[BEGIN EXERCISE INPUTS]
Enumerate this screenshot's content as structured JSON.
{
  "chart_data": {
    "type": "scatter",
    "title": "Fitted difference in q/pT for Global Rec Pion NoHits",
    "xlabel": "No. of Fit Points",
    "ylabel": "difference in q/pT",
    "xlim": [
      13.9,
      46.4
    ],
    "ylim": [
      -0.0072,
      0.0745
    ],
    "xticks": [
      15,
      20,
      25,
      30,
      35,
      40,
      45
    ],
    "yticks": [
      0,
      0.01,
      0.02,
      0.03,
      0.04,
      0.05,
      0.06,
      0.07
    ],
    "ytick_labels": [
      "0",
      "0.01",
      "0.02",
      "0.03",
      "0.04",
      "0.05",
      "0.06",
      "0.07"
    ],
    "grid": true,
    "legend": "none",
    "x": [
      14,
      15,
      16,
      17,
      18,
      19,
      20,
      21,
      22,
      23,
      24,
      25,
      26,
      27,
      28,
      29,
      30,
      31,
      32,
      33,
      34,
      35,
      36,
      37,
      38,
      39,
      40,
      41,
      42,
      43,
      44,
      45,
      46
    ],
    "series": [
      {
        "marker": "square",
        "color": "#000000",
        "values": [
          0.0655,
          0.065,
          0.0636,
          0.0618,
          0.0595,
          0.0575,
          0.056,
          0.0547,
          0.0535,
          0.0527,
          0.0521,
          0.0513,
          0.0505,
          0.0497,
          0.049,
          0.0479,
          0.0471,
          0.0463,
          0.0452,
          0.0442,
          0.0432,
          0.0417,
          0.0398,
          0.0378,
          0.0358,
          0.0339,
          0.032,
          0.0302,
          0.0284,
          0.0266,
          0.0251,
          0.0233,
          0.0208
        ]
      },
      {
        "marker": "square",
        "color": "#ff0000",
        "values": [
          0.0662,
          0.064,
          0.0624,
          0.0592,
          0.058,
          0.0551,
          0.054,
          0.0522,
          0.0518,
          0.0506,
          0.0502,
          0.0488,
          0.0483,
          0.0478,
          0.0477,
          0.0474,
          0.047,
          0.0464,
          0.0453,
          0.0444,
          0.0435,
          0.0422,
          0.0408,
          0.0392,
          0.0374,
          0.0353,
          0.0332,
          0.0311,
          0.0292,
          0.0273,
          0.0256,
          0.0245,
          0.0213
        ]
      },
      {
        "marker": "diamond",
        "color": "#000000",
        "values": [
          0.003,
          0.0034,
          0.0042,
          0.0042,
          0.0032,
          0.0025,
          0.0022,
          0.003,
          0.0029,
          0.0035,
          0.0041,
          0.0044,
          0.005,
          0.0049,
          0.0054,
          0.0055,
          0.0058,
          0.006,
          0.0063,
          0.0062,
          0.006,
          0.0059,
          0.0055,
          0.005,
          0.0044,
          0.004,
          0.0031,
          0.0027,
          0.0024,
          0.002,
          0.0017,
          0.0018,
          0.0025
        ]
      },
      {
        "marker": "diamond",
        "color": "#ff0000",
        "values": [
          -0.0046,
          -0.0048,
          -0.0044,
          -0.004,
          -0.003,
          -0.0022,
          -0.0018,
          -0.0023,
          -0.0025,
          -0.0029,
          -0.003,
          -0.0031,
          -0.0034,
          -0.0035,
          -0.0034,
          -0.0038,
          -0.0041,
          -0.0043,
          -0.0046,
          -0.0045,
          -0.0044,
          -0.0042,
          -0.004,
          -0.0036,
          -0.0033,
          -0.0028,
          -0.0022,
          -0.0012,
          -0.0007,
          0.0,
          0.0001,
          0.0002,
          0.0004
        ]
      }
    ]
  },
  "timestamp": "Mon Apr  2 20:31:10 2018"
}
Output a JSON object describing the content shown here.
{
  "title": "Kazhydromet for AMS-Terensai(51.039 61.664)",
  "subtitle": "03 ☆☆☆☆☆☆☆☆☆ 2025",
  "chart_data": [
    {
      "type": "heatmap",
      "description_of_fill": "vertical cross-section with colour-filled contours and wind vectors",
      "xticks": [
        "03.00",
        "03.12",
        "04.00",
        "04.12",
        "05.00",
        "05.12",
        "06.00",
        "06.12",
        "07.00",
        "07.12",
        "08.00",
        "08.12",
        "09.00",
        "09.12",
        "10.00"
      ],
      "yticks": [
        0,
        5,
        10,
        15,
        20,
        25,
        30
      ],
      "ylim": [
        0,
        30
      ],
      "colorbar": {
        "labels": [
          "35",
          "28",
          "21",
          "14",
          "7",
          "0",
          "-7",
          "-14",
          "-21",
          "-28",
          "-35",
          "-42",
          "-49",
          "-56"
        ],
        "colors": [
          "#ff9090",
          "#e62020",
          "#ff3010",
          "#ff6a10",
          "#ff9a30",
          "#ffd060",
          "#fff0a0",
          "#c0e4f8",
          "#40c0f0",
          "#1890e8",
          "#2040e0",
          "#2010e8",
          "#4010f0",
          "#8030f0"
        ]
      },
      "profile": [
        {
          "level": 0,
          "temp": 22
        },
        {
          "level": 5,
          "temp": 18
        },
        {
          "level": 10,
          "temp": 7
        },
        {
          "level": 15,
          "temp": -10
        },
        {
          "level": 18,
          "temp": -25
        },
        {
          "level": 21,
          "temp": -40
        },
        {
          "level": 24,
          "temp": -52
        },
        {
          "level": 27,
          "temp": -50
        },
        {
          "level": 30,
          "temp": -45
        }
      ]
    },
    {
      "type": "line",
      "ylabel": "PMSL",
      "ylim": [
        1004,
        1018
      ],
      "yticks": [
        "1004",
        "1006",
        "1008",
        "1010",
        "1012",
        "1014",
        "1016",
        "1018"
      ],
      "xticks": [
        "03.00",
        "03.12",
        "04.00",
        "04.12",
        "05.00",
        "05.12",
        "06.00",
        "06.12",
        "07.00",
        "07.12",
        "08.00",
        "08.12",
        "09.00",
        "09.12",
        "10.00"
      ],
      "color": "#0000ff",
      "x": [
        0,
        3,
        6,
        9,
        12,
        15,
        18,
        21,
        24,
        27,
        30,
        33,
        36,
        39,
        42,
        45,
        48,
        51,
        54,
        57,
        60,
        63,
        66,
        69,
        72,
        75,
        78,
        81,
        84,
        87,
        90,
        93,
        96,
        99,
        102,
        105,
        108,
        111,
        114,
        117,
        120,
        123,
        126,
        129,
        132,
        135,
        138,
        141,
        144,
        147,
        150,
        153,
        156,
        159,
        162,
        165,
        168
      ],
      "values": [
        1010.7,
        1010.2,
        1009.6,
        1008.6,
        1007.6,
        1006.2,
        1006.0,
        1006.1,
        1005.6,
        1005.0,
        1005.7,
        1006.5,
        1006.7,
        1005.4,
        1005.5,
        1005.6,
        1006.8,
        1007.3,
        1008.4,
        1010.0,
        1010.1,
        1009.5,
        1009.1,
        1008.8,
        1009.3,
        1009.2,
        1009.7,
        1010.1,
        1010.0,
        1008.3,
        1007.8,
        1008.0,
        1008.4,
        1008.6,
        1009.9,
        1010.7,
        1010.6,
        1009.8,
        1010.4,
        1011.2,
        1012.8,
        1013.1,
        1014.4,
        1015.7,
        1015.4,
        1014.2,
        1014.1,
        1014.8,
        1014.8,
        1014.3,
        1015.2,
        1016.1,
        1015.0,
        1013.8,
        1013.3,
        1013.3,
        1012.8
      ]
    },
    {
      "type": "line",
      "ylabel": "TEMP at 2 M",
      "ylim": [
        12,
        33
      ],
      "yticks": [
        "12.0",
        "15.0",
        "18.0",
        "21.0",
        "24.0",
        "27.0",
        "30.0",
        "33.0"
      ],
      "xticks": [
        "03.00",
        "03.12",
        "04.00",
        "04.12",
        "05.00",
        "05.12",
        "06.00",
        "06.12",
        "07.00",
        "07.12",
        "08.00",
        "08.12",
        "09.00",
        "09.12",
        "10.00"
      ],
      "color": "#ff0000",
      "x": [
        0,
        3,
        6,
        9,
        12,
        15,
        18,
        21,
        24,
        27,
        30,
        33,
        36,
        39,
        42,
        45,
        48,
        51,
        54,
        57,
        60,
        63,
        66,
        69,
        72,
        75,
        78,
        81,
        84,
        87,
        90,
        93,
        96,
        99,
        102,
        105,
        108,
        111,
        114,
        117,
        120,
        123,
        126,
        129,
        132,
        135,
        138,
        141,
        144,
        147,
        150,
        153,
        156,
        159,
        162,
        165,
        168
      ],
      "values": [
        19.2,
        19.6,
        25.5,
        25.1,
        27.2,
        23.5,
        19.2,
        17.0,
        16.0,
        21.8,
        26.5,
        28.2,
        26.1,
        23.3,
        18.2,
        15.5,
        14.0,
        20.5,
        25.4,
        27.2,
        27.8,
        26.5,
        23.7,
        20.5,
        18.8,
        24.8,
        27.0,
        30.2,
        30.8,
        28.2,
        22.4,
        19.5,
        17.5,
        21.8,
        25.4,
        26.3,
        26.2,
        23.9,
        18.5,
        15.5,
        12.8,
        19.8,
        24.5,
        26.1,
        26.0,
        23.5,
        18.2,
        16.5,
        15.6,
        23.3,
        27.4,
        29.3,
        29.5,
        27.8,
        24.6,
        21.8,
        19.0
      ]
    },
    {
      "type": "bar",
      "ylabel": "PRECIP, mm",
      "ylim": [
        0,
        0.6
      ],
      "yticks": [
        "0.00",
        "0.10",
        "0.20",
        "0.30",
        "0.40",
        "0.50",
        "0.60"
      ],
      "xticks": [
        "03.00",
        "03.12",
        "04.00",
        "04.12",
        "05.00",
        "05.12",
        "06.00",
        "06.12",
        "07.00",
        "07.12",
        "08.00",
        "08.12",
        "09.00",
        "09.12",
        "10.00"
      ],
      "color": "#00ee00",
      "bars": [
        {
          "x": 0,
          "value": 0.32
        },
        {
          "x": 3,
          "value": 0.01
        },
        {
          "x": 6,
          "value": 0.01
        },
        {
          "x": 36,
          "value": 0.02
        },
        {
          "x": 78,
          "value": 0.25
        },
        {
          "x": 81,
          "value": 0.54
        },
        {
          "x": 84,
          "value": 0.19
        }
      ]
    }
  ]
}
[END EXERCISE INPUTS]
#### [EXERCISE OBJECTIVE]
Count the lines that hold the string "content" and state that number alone.

#### [CORRECT RESPONSE]
2